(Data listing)
#####
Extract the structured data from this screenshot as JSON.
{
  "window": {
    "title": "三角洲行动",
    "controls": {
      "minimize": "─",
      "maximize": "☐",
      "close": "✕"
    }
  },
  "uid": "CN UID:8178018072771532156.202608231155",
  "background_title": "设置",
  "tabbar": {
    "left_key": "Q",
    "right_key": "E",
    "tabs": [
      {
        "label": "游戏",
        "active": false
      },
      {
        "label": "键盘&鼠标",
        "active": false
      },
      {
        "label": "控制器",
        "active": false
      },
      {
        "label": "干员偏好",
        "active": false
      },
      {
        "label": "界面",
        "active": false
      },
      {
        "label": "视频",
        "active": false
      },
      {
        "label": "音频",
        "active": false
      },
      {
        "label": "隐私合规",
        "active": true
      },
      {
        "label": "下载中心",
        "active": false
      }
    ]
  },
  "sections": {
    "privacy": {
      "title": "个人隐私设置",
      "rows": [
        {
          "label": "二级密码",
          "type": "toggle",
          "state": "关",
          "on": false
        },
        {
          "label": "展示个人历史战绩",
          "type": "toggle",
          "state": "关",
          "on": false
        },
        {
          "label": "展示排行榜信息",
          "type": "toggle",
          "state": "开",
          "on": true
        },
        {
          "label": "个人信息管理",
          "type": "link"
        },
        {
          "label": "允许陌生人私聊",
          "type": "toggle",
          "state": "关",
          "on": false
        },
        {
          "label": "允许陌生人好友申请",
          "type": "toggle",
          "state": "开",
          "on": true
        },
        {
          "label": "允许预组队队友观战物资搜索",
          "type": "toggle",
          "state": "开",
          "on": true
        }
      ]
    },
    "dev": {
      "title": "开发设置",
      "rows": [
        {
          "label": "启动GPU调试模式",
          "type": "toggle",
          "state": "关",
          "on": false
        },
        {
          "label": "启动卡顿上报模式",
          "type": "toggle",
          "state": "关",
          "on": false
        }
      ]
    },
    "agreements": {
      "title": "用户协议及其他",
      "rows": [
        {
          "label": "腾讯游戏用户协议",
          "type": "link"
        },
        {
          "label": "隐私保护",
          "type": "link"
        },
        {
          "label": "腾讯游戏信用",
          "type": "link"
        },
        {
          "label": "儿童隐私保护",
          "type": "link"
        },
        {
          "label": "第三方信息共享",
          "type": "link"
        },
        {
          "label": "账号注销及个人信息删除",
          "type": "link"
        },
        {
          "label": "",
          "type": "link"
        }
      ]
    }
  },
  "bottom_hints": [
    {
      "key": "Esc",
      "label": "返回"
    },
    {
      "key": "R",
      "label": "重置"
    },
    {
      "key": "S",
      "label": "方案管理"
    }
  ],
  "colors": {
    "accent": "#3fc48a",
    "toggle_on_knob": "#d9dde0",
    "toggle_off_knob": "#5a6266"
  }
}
#####
Copy the records above exactly.

● Answer to this problem
Extract the structured data from this screenshot as JSON.
{
  "window": {
    "title": "三角洲行动",
    "controls": {
      "minimize": "─",
      "maximize": "☐",
      "close": "✕"
    }
  },
  "uid": "CN UID:8178018072771532156.202608231155",
  "background_title": "设置",
  "tabbar": {
    "left_key": "Q",
    "right_key": "E",
    "tabs": [
      {
        "label": "游戏",
        "active": false
      },
      {
        "label": "键盘&鼠标",
        "active": false
      },
      {
        "label": "控制器",
        "active": false
      },
      {
        "label": "干员偏好",
        "active": false
      },
      {
        "label": "界面",
        "active": false
      },
      {
        "label": "视频",
        "active": false
      },
      {
        "label": "音频",
        "active": false
      },
      {
        "label": "隐私合规",
        "active": true
      },
      {
        "label": "下载中心",
        "active": false
      }
    ]
  },
  "sections": {
    "privacy": {
      "title": "个人隐私设置",
      "rows": [
        {
          "label": "二级密码",
          "type": "toggle",
          "state": "关",
          "on": false
        },
        {
          "label": "展示个人历史战绩",
          "type": "toggle",
          "state": "关",
          "on": false
        },
        {
          "label": "展示排行榜信息",
          "type": "toggle",
          "state": "开",
          "on": true
        },
        {
          "label": "个人信息管理",
          "type": "link"
        },
        {
          "label": "允许陌生人私聊",
          "type": "toggle",
          "state": "关",
          "on": false
        },
        {
          "label": "允许陌生人好友申请",
          "type": "toggle",
          "state": "开",
          "on": true
        },
        {
          "label": "允许预组队队友观战物资搜索",
          "type": "toggle",
          "state": "开",
          "on": true
        }
      ]
    },
    "dev": {
      "title": "开发设置",
      "rows": [
        {
          "label": "启动GPU调试模式",
          "type": "toggle",
          "state": "关",
          "on": false
        },
        {
          "label": "启动卡顿上报模式",
          "type": "toggle",
          "state": "关",
          "on": false
        }
      ]
    },
    "agreements": {
      "title": "用户协议及其他",
      "rows": [
        {
          "label": "腾讯游戏用户协议",
          "type": "link"
        },
        {
          "label": "隐私保护",
          "type": "link"
        },
        {
          "label": "腾讯游戏信用",
          "type": "link"
        },
        {
          "label": "儿童隐私保护",
          "type": "link"
        },
        {
          "label": "第三方信息共享",
          "type": "link"
        },
        {
          "label": "账号注销及个人信息删除",
          "type": "link"
        },
        {
          "label": "",
          "type": "link"
        }
      ]
    }
  },
  "bottom_hints": [
    {
      "key": "Esc",
      "label": "返回"
    },
    {
      "key": "R",
      "label": "重置"
    },
    {
      "key": "S",
      "label": "方案管理"
    }
  ],
  "colors": {
    "accent": "#3fc48a",
    "toggle_on_knob": "#d9dde0",
    "toggle_off_knob": "#5a6266"
  }
}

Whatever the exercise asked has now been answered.